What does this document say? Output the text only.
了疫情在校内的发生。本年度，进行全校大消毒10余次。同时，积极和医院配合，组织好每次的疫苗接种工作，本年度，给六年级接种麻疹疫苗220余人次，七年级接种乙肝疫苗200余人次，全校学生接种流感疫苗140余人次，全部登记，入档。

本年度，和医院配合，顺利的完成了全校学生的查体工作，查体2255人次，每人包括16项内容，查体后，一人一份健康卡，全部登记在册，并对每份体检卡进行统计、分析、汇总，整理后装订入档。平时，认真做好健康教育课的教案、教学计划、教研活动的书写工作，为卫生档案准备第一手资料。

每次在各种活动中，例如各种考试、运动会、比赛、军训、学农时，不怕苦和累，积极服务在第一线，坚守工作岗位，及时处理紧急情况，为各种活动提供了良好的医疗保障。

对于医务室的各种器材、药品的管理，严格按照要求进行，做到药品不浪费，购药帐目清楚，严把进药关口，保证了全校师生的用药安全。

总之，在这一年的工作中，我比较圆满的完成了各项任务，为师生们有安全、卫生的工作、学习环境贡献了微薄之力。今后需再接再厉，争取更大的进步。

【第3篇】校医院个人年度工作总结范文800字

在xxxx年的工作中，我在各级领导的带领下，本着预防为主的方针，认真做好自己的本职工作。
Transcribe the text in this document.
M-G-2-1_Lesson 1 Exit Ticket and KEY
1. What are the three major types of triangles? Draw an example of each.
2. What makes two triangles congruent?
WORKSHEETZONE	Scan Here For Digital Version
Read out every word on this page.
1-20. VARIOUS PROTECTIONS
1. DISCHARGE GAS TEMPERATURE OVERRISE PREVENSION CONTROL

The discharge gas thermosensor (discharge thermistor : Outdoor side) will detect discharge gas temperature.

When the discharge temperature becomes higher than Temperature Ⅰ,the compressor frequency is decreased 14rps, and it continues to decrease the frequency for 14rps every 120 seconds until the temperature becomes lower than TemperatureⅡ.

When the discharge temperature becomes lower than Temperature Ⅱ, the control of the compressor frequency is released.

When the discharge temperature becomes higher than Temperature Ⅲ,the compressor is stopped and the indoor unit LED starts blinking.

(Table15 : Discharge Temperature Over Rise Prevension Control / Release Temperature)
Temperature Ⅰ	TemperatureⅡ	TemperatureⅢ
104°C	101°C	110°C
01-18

| Work instructions |
Return the full listing, character for character.

| Task solution |
What does this document say? Output the text only.
了疫情在校内的发生。本年度，进行全校大消毒10余次。同时，积极和医院配合，组织好每次的疫苗接种工作，本年度，给六年级接种麻疹疫苗220余人次，七年级接种乙肝疫苗200余人次，全校学生接种流感疫苗140余人次，全部登记，入档。

本年度，和医院配合，顺利的完成了全校学生的查体工作，查体2255人次，每人包括16项内容，查体后，一人一份健康卡，全部登记在册，并对每份体检卡进行统计、分析、汇总，整理后装订入档。平时，认真做好健康教育课的教案、教学计划、教研活动的书写工作，为卫生档案准备第一手资料。

每次在各种活动中，例如各种考试、运动会、比赛、军训、学农时，不怕苦和累，积极服务在第一线，坚守工作岗位，及时处理紧急情况，为各种活动提供了良好的医疗保障。

对于医务室的各种器材、药品的管理，严格按照要求进行，做到药品不浪费，购药帐目清楚，严把进药关口，保证了全校师生的用药安全。

总之，在这一年的工作中，我比较圆满的完成了各项任务，为师生们有安全、卫生的工作、学习环境贡献了微薄之力。今后需再接再厉，争取更大的进步。

【第3篇】校医院个人年度工作总结范文800字

在xxxx年的工作中，我在各级领导的带领下，本着预防为主的方针，认真做好自己的本职工作。
Transcribe the text in this document.
M-G-2-1_Lesson 1 Exit Ticket and KEY
1. What are the three major types of triangles? Draw an example of each.
2. What makes two triangles congruent?
WORKSHEETZONE	Scan Here For Digital Version
Read out every word on this page.
1-20. VARIOUS PROTECTIONS
1. DISCHARGE GAS TEMPERATURE OVERRISE PREVENSION CONTROL

The discharge gas thermosensor (discharge thermistor : Outdoor side) will detect discharge gas temperature.

When the discharge temperature becomes higher than Temperature Ⅰ,the compressor frequency is decreased 14rps, and it continues to decrease the frequency for 14rps every 120 seconds until the temperature becomes lower than TemperatureⅡ.

When the discharge temperature becomes lower than Temperature Ⅱ, the control of the compressor frequency is released.

When the discharge temperature becomes higher than Temperature Ⅲ,the compressor is stopped and the indoor unit LED starts blinking.

(Table15 : Discharge Temperature Over Rise Prevension Control / Release Temperature)
Temperature Ⅰ	TemperatureⅡ	TemperatureⅢ
104°C	101°C	110°C
01-18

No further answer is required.